[Stored items from a collection]
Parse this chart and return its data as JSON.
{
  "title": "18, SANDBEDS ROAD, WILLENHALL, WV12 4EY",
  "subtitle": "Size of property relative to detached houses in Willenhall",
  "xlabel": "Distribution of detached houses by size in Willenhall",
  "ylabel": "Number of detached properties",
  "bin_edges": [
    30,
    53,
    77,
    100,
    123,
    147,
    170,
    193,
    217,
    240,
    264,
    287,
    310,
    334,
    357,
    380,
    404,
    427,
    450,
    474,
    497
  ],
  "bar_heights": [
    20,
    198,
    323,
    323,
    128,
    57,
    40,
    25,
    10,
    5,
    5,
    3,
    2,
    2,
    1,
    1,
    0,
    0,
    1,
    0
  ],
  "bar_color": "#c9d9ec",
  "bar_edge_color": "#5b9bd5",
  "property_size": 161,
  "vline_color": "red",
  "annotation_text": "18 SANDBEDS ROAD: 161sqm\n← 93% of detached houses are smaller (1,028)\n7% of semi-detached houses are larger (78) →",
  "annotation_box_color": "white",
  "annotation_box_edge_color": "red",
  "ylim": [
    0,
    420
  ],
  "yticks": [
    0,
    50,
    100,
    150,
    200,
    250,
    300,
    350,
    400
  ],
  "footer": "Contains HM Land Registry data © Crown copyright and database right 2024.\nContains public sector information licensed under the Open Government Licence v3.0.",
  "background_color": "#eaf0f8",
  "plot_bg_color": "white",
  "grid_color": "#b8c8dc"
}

• REQUIRED TASK:
Write the data from above out again, exactly.

• REPLY TO THE TASK:
Parse this chart and return its data as JSON.
{
  "title": "18, SANDBEDS ROAD, WILLENHALL, WV12 4EY",
  "subtitle": "Size of property relative to detached houses in Willenhall",
  "xlabel": "Distribution of detached houses by size in Willenhall",
  "ylabel": "Number of detached properties",
  "bin_edges": [
    30,
    53,
    77,
    100,
    123,
    147,
    170,
    193,
    217,
    240,
    264,
    287,
    310,
    334,
    357,
    380,
    404,
    427,
    450,
    474,
    497
  ],
  "bar_heights": [
    20,
    198,
    323,
    323,
    128,
    57,
    40,
    25,
    10,
    5,
    5,
    3,
    2,
    2,
    1,
    1,
    0,
    0,
    1,
    0
  ],
  "bar_color": "#c9d9ec",
  "bar_edge_color": "#5b9bd5",
  "property_size": 161,
  "vline_color": "red",
  "annotation_text": "18 SANDBEDS ROAD: 161sqm\n← 93% of detached houses are smaller (1,028)\n7% of semi-detached houses are larger (78) →",
  "annotation_box_color": "white",
  "annotation_box_edge_color": "red",
  "ylim": [
    0,
    420
  ],
  "yticks": [
    0,
    50,
    100,
    150,
    200,
    250,
    300,
    350,
    400
  ],
  "footer": "Contains HM Land Registry data © Crown copyright and database right 2024.\nContains public sector information licensed under the Open Government Licence v3.0.",
  "background_color": "#eaf0f8",
  "plot_bg_color": "white",
  "grid_color": "#b8c8dc"
}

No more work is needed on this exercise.